Excerpts from a figure dataset
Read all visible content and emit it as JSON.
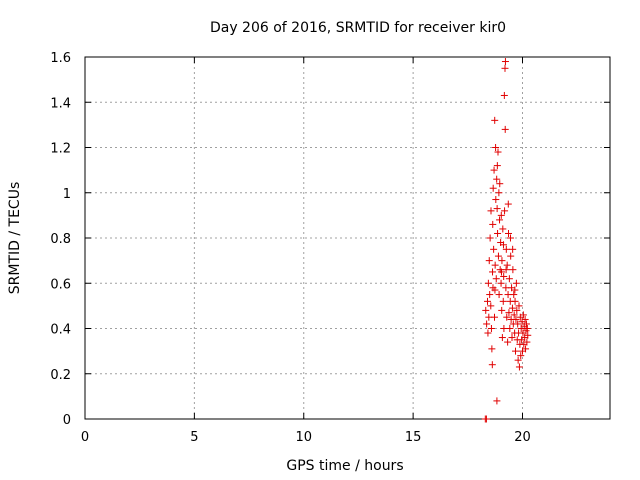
{
  "chart_data": {
    "type": "scatter",
    "title": "Day 206 of 2016, SRMTID for receiver kir0",
    "xlabel": "GPS time / hours",
    "ylabel": "SRMTID / TECUs",
    "xlim": [
      0,
      24
    ],
    "ylim": [
      0,
      1.6
    ],
    "xticks": [
      0,
      5,
      10,
      15,
      20
    ],
    "yticks": [
      0,
      0.2,
      0.4,
      0.6,
      0.8,
      1,
      1.2,
      1.4,
      1.6
    ],
    "xtick_labels": [
      "0",
      "5",
      "10",
      "15",
      "20"
    ],
    "ytick_labels": [
      "0",
      "0.2",
      "0.4",
      "0.6",
      "0.8",
      "1",
      "1.2",
      "1.4",
      "1.6"
    ],
    "grid": true,
    "marker": "+",
    "color": "#e00000",
    "points": [
      [
        18.3,
        0.0
      ],
      [
        18.35,
        0.0
      ],
      [
        18.32,
        0.48
      ],
      [
        18.36,
        0.42
      ],
      [
        18.4,
        0.52
      ],
      [
        18.42,
        0.38
      ],
      [
        18.44,
        0.6
      ],
      [
        18.46,
        0.45
      ],
      [
        18.48,
        0.7
      ],
      [
        18.5,
        0.55
      ],
      [
        18.52,
        0.8
      ],
      [
        18.55,
        0.5
      ],
      [
        18.56,
        0.92
      ],
      [
        18.58,
        0.4
      ],
      [
        18.6,
        0.31
      ],
      [
        18.62,
        0.24
      ],
      [
        18.63,
        0.65
      ],
      [
        18.65,
        0.58
      ],
      [
        18.66,
        1.02
      ],
      [
        18.68,
        0.75
      ],
      [
        18.7,
        1.1
      ],
      [
        18.72,
        0.45
      ],
      [
        18.73,
        1.32
      ],
      [
        18.75,
        0.68
      ],
      [
        18.77,
        1.2
      ],
      [
        18.78,
        0.97
      ],
      [
        18.8,
        0.62
      ],
      [
        18.82,
        1.06
      ],
      [
        18.83,
        0.08
      ],
      [
        18.85,
        1.12
      ],
      [
        18.86,
        0.82
      ],
      [
        18.88,
        1.18
      ],
      [
        18.9,
        0.72
      ],
      [
        18.92,
        1.0
      ],
      [
        18.93,
        0.55
      ],
      [
        18.95,
        0.88
      ],
      [
        18.96,
        1.04
      ],
      [
        18.98,
        0.66
      ],
      [
        19.0,
        0.78
      ],
      [
        19.02,
        0.6
      ],
      [
        19.03,
        0.9
      ],
      [
        19.05,
        0.48
      ],
      [
        19.06,
        0.7
      ],
      [
        19.08,
        0.36
      ],
      [
        19.1,
        0.84
      ],
      [
        19.12,
        0.52
      ],
      [
        19.14,
        0.63
      ],
      [
        19.15,
        0.4
      ],
      [
        19.17,
        1.43
      ],
      [
        19.18,
        0.92
      ],
      [
        19.2,
        1.55
      ],
      [
        19.21,
        1.28
      ],
      [
        19.22,
        1.58
      ],
      [
        19.24,
        0.58
      ],
      [
        19.26,
        0.75
      ],
      [
        19.28,
        0.45
      ],
      [
        19.3,
        0.68
      ],
      [
        19.32,
        0.34
      ],
      [
        19.34,
        0.55
      ],
      [
        19.36,
        0.82
      ],
      [
        19.38,
        0.47
      ],
      [
        19.4,
        0.62
      ],
      [
        19.42,
        0.4
      ],
      [
        19.44,
        0.52
      ],
      [
        19.46,
        0.72
      ],
      [
        19.48,
        0.44
      ],
      [
        19.5,
        0.58
      ],
      [
        19.52,
        0.36
      ],
      [
        19.54,
        0.49
      ],
      [
        19.56,
        0.66
      ],
      [
        19.58,
        0.42
      ],
      [
        19.6,
        0.55
      ],
      [
        19.62,
        0.46
      ],
      [
        19.64,
        0.38
      ],
      [
        19.66,
        0.52
      ],
      [
        19.68,
        0.3
      ],
      [
        19.7,
        0.44
      ],
      [
        19.72,
        0.6
      ],
      [
        19.74,
        0.48
      ],
      [
        19.76,
        0.35
      ],
      [
        19.78,
        0.42
      ],
      [
        19.8,
        0.26
      ],
      [
        19.82,
        0.38
      ],
      [
        19.84,
        0.5
      ],
      [
        19.86,
        0.23
      ],
      [
        19.88,
        0.33
      ],
      [
        19.9,
        0.45
      ],
      [
        19.92,
        0.28
      ],
      [
        19.94,
        0.4
      ],
      [
        19.96,
        0.35
      ],
      [
        19.98,
        0.43
      ],
      [
        20.0,
        0.3
      ],
      [
        20.02,
        0.38
      ],
      [
        20.04,
        0.46
      ],
      [
        20.06,
        0.33
      ],
      [
        20.08,
        0.41
      ],
      [
        20.1,
        0.36
      ],
      [
        20.12,
        0.44
      ],
      [
        20.14,
        0.31
      ],
      [
        20.16,
        0.39
      ],
      [
        20.18,
        0.42
      ],
      [
        20.2,
        0.34
      ],
      [
        20.22,
        0.4
      ],
      [
        20.24,
        0.37
      ],
      [
        19.45,
        0.8
      ],
      [
        19.35,
        0.95
      ],
      [
        19.25,
        0.66
      ],
      [
        19.55,
        0.75
      ],
      [
        19.65,
        0.57
      ],
      [
        18.64,
        0.86
      ],
      [
        18.84,
        0.93
      ],
      [
        18.74,
        0.57
      ],
      [
        19.04,
        0.65
      ],
      [
        19.13,
        0.77
      ]
    ]
  }
}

Instructions to follow :: Check each line of the entries above, and show every one holding the word "SRMTID".

Written solution ::
    "title": "Day 206 of 2016, SRMTID for receiver kir0",
    "ylabel": "SRMTID / TECUs",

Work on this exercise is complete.